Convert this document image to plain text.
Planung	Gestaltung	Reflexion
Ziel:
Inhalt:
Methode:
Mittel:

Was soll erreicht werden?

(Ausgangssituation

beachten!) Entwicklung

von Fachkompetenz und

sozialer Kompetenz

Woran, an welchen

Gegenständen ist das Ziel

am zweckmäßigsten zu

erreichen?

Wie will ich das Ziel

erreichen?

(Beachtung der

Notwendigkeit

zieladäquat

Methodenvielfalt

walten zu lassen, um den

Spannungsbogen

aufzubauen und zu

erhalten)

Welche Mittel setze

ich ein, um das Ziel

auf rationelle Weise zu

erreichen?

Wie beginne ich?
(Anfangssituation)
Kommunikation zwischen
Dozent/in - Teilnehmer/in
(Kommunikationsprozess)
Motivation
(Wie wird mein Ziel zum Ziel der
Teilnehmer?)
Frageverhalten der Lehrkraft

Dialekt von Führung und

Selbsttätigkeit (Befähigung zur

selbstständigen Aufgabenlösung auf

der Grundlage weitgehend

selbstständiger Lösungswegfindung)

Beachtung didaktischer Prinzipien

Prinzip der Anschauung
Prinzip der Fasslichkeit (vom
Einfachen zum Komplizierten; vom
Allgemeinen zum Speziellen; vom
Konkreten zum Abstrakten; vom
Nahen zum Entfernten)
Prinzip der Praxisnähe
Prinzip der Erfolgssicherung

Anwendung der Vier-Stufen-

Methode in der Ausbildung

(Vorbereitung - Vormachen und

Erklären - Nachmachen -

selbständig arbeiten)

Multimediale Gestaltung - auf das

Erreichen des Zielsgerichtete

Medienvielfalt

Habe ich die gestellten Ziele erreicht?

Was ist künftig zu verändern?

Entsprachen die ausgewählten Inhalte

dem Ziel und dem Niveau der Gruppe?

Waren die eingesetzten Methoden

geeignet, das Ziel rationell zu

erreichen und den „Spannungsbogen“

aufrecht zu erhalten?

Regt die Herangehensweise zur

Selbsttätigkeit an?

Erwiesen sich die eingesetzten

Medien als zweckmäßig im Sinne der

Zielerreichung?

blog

==*==

• YOUR GOAL:
In the entries above, some lines may contain the string "Spannungsbogen"; report how many, without additional comment.

• THE REPLY:
2